- _Problem details_: Omit every picture, then give all the entries again exactly.

--- Start Entries supplied ---

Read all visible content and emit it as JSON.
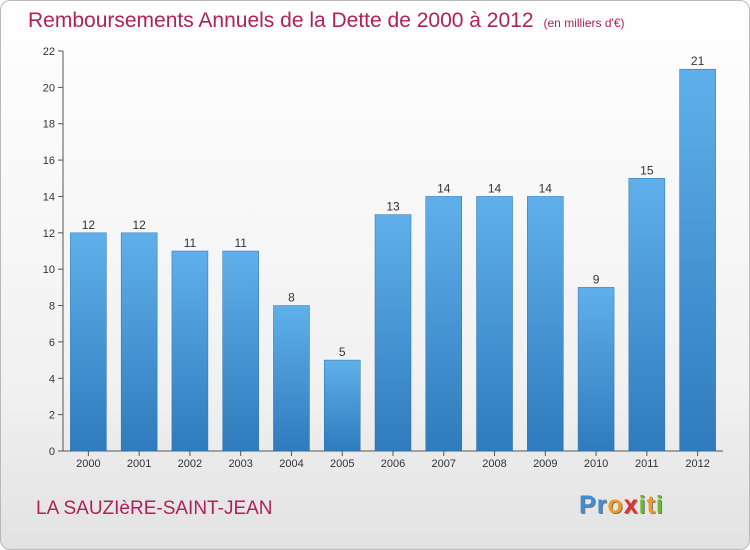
{
  "header": {
    "title": "Remboursements Annuels de la Dette de 2000 à 2012",
    "unit": "(en milliers d'€)"
  },
  "footer": {
    "commune": "LA SAUZIèRE-SAINT-JEAN",
    "logo_letters": [
      "P",
      "r",
      "o",
      "x",
      "i",
      "t",
      "i"
    ],
    "logo_colors": [
      "#3a8fd6",
      "#3a8fd6",
      "#f29b1c",
      "#e2312a",
      "#68b92b",
      "#f29b1c",
      "#68b92b"
    ]
  },
  "colors": {
    "bar": "#4f9ede",
    "bar_light": "#5fb0ea",
    "bar_dark": "#2f7bbd",
    "axis": "#555555",
    "title": "#b1205a"
  },
  "chart_data": {
    "type": "bar",
    "categories": [
      "2000",
      "2001",
      "2002",
      "2003",
      "2004",
      "2005",
      "2006",
      "2007",
      "2008",
      "2009",
      "2010",
      "2011",
      "2012"
    ],
    "values": [
      12,
      12,
      11,
      11,
      8,
      5,
      13,
      14,
      14,
      14,
      9,
      15,
      21
    ],
    "ylim": [
      0,
      22
    ],
    "yticks": [
      0,
      2,
      4,
      6,
      8,
      10,
      12,
      14,
      16,
      18,
      20,
      22
    ],
    "grid": false,
    "title": "Remboursements Annuels de la Dette de 2000 à 2012"
  }
}
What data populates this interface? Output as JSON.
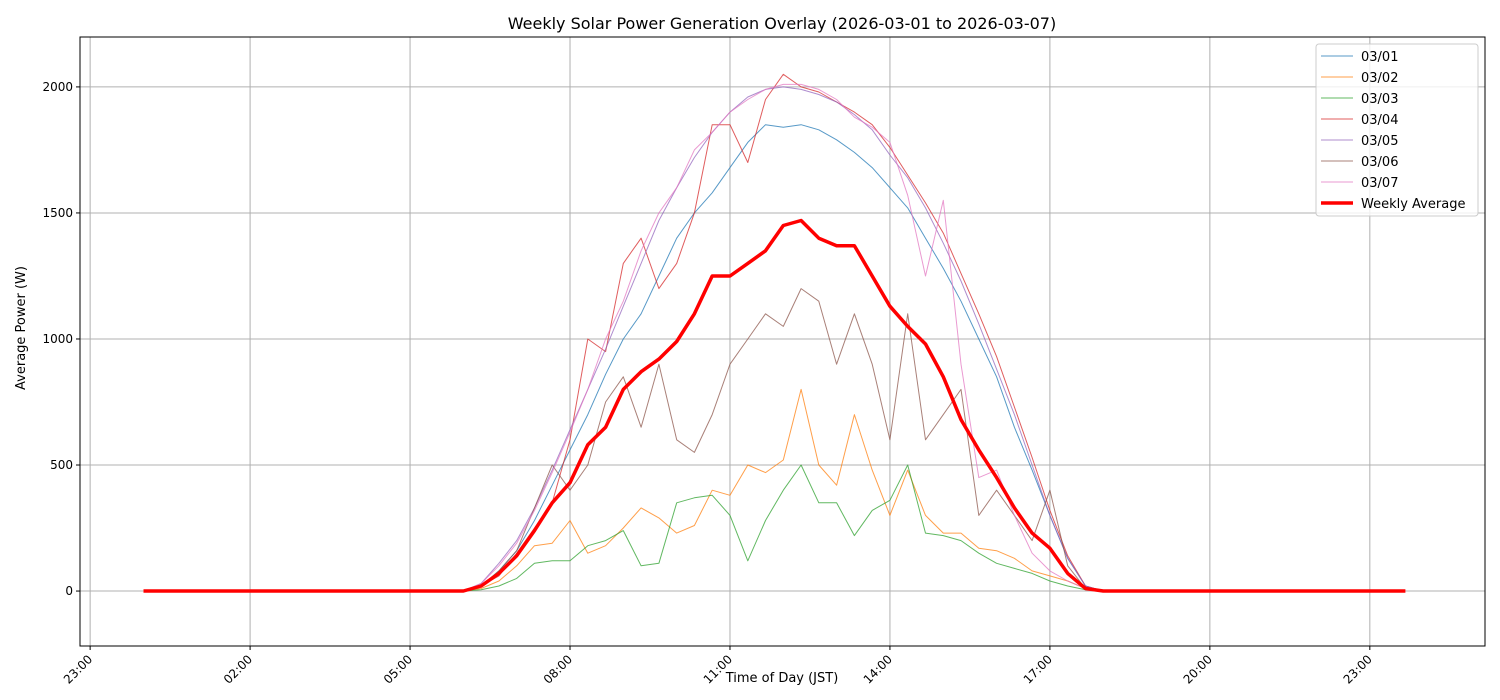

--- End Entries supplied ---

- _The completed task_:
Read all visible content and emit it as JSON.
{
  "header": {
    "title": "Remboursements Annuels de la Dette de 2000 à 2012",
    "unit": "(en milliers d'€)"
  },
  "footer": {
    "commune": "LA SAUZIèRE-SAINT-JEAN",
    "logo_letters": [
      "P",
      "r",
      "o",
      "x",
      "i",
      "t",
      "i"
    ],
    "logo_colors": [
      "#3a8fd6",
      "#3a8fd6",
      "#f29b1c",
      "#e2312a",
      "#68b92b",
      "#f29b1c",
      "#68b92b"
    ]
  },
  "colors": {
    "bar": "#4f9ede",
    "bar_light": "#5fb0ea",
    "bar_dark": "#2f7bbd",
    "axis": "#555555",
    "title": "#b1205a"
  },
  "chart_data": {
    "type": "bar",
    "categories": [
      "2000",
      "2001",
      "2002",
      "2003",
      "2004",
      "2005",
      "2006",
      "2007",
      "2008",
      "2009",
      "2010",
      "2011",
      "2012"
    ],
    "values": [
      12,
      12,
      11,
      11,
      8,
      5,
      13,
      14,
      14,
      14,
      9,
      15,
      21
    ],
    "ylim": [
      0,
      22
    ],
    "yticks": [
      0,
      2,
      4,
      6,
      8,
      10,
      12,
      14,
      16,
      18,
      20,
      22
    ],
    "grid": false,
    "title": "Remboursements Annuels de la Dette de 2000 à 2012"
  }
}
What data populates this interface? Output as JSON.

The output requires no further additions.